● PROBLEM DETAILS: Please give the listing again, word for word, with nothing left out.

(Stored records)
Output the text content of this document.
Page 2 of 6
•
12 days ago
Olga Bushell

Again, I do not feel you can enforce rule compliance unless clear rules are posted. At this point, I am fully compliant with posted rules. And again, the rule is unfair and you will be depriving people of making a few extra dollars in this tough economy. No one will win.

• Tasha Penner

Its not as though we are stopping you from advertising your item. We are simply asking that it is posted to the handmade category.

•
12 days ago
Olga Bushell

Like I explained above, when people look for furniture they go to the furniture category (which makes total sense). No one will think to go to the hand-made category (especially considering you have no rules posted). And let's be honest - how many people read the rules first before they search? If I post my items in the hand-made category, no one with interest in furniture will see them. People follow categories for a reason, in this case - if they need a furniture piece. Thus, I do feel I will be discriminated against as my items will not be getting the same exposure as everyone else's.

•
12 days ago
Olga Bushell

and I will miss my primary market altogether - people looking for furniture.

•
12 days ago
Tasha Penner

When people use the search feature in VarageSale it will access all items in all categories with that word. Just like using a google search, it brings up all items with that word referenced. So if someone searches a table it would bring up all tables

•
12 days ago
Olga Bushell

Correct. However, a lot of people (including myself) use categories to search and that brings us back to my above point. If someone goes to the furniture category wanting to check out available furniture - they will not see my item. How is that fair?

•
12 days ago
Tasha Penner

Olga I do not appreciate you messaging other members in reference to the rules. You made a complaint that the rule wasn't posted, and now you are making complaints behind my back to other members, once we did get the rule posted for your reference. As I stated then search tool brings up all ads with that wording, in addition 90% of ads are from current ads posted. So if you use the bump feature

● COMPLETE OUTPUT:
Output the text content of this document.
Page 2 of 6
•
12 days ago
Olga Bushell

Again, I do not feel you can enforce rule compliance unless clear rules are posted. At this point, I am fully compliant with posted rules. And again, the rule is unfair and you will be depriving people of making a few extra dollars in this tough economy. No one will win.

• Tasha Penner

Its not as though we are stopping you from advertising your item. We are simply asking that it is posted to the handmade category.

•
12 days ago
Olga Bushell

Like I explained above, when people look for furniture they go to the furniture category (which makes total sense). No one will think to go to the hand-made category (especially considering you have no rules posted). And let's be honest - how many people read the rules first before they search? If I post my items in the hand-made category, no one with interest in furniture will see them. People follow categories for a reason, in this case - if they need a furniture piece. Thus, I do feel I will be discriminated against as my items will not be getting the same exposure as everyone else's.

•
12 days ago
Olga Bushell

and I will miss my primary market altogether - people looking for furniture.

•
12 days ago
Tasha Penner

When people use the search feature in VarageSale it will access all items in all categories with that word. Just like using a google search, it brings up all items with that word referenced. So if someone searches a table it would bring up all tables

•
12 days ago
Olga Bushell

Correct. However, a lot of people (including myself) use categories to search and that brings us back to my above point. If someone goes to the furniture category wanting to check out available furniture - they will not see my item. How is that fair?

•
12 days ago
Tasha Penner

Olga I do not appreciate you messaging other members in reference to the rules. You made a complaint that the rule wasn't posted, and now you are making complaints behind my back to other members, once we did get the rule posted for your reference. As I stated then search tool brings up all ads with that wording, in addition 90% of ads are from current ads posted. So if you use the bump feature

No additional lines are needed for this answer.